# START OF Text provided

It wasn't always the case that these were taken for granted. AMD got nailed for lying by omission about R600's lack of a UVD block, so today's settled question had a period of pathfinding work and initial efforts.
It wasn't settled whether there would be T&L hardware on the graphics chip, texture compression, AA, or AF until someone put in the hardware to do it--and there were any number of now-gone implementations before a rough consensus was reached.
If Nvidia's specific version of RT hardware doesn't catch on, it's no different than other items didn't pan out in the long run (Truform, Trueaudio, quadric surfaces,.etc), or from many of the features we have now where someone had to commit hardware before there would be adoption.


My personal opinion about mobile RT is the exact opposite: Compute is no alternative and only FF can do it at all, and second: I do not understand the need for RT on mobile, while on PC / console i do.
I think there's a desire to have the same games or similar games with similar features on mobile platforms as there are in the PC and console. Among other things, it helps mobile devices steal more time from the other platforms, and can help the same product expand to multiple markets more readily.

Btw, most doubts efficient RT in compute can be done at all likely come from two arguments: Building acceleration structure takes too much time (solution: refit instead full rebuild),
Depending on the level of change in a scene, a refit can take significant fractions of the cost of a rebuild. There's no theoretical ceiling to this, and if the cost of a rebuild is no longer the dominant one, scene's complexity can raise until the refit becomes a similar limit.

# END OF Text provided

Tasks to complete:
a - Translate this sentence from the ray tracing discussion into Spanish: "I think there's a desire to have the same games or similar games with similar features on mobile platforms as there are in the PC and console."
b - The ray tracing discussion gives a list of features in the sentence that begins "It wasn't settled whether". List every feature named there.
c - Continue the ray tracing discussion with a few sentences that follow on from its final sentence.
The material after this point is separate from the ray tracing discussion.

# START OF Data shown

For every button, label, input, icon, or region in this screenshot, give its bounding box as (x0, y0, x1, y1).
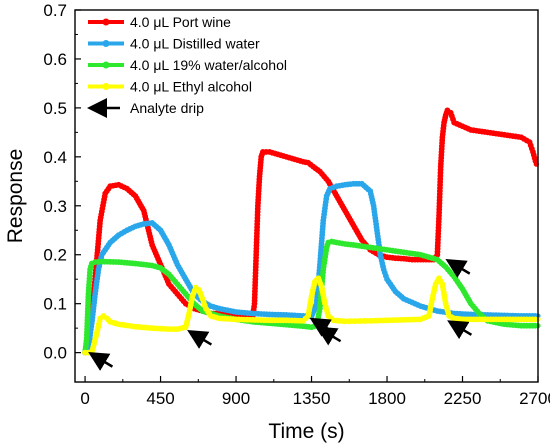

# END OF Data shown

The responses:
a - Creo que existe el deseo de tener en las plataformas móviles los mismos juegos, o juegos similares con funciones similares, que hay en PC y consola.

b - T&L hardware, texture compression, AA, AF

c -
and traversal per thread is too slow (solution: don't do it this way). Both of those arguments are outdated.
Traversal of some structure to find arbitrarily related geometry in an unknown place in DRAM or cache is a fundamental challenge. "Don't do that" is both true and unhelpful.

Mobile hardware often favors fixed-function more because it is cost and power constrained to a degree PCs and consoles are not. General compute resources have a higher baseline of area and power consumption, and the mm2 and milliwatts it takes are more costly.

Recently i have read a blog from a developer, and he made this interesting speculation: NV simply can not talk about how their RT works - they would have to expect legal issues from ImgTec patents.

This tends to be true in a wide range of cases, and if IMG really wanted to poke that hornet's nest it would likely have the resources to figure out if Nvidia was using patented tech.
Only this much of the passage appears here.